Problem:
Transcribe the listing in full, excluding any pictures.
[START Provided data]
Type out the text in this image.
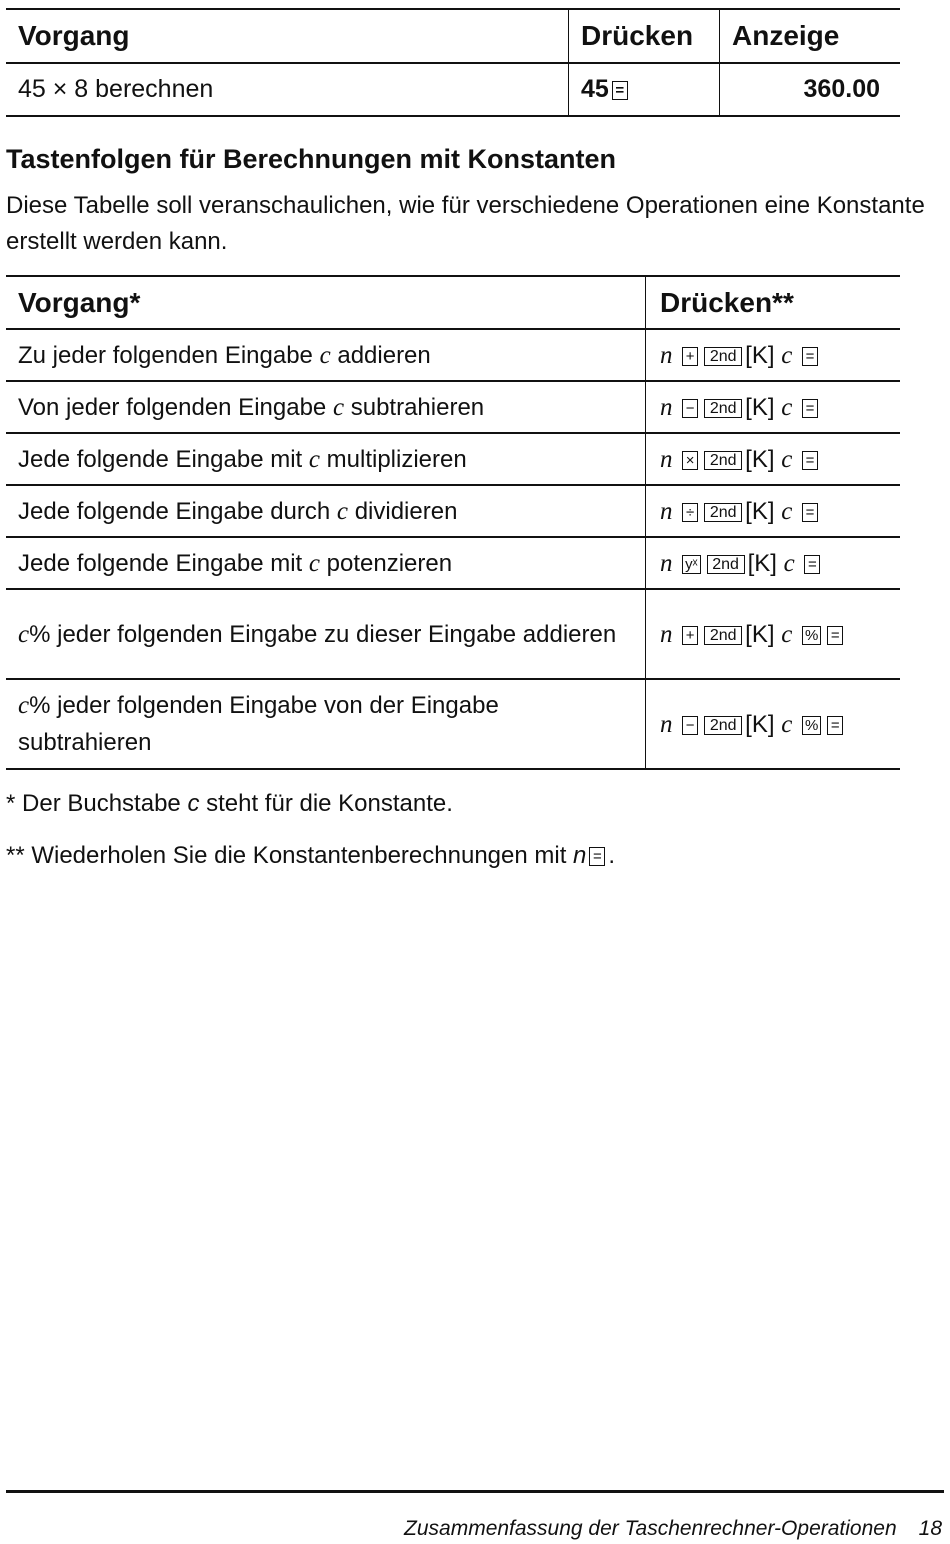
Vorgang	Drücken	Anzeige
45 × 8 berechnen	45 =	360.00
Tastenfolgen für Berechnungen mit Konstanten

Diese Tabelle soll veranschaulichen, wie für verschiedene Operationen eine Konstante erstellt werden kann.

Vorgang*	Drücken**
Zu jeder folgenden Eingabe c addieren	n + 2nd [K] c =
Von jeder folgenden Eingabe c subtrahieren	n − 2nd [K] c =
Jede folgende Eingabe mit c multiplizieren	n × 2nd [K] c =
Jede folgende Eingabe durch c dividieren	n ÷ 2nd [K] c =
Jede folgende Eingabe mit c potenzieren	n yˣ 2nd [K] c =
c% jeder folgenden Eingabe zu dieser Eingabe addieren	n + 2nd [K] c % =
c% jeder folgenden Eingabe von der Eingabe subtrahieren	n − 2nd [K] c % =

* Der Buchstabe c steht für die Konstante.

** Wiederholen Sie die Konstantenberechnungen mit n = .

Zusammenfassung der Taschenrechner-Operationen 18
[END Provided data]
Response to the task:
Type out the text in this image.
Vorgang	Drücken	Anzeige
45 × 8 berechnen	45 =	360.00
Tastenfolgen für Berechnungen mit Konstanten

Diese Tabelle soll veranschaulichen, wie für verschiedene Operationen eine Konstante erstellt werden kann.

Vorgang*	Drücken**
Zu jeder folgenden Eingabe c addieren	n + 2nd [K] c =
Von jeder folgenden Eingabe c subtrahieren	n − 2nd [K] c =
Jede folgende Eingabe mit c multiplizieren	n × 2nd [K] c =
Jede folgende Eingabe durch c dividieren	n ÷ 2nd [K] c =
Jede folgende Eingabe mit c potenzieren	n yˣ 2nd [K] c =
c% jeder folgenden Eingabe zu dieser Eingabe addieren	n + 2nd [K] c % =
c% jeder folgenden Eingabe von der Eingabe subtrahieren	n − 2nd [K] c % =

* Der Buchstabe c steht für die Konstante.

** Wiederholen Sie die Konstantenberechnungen mit n = .

Zusammenfassung der Taschenrechner-Operationen 18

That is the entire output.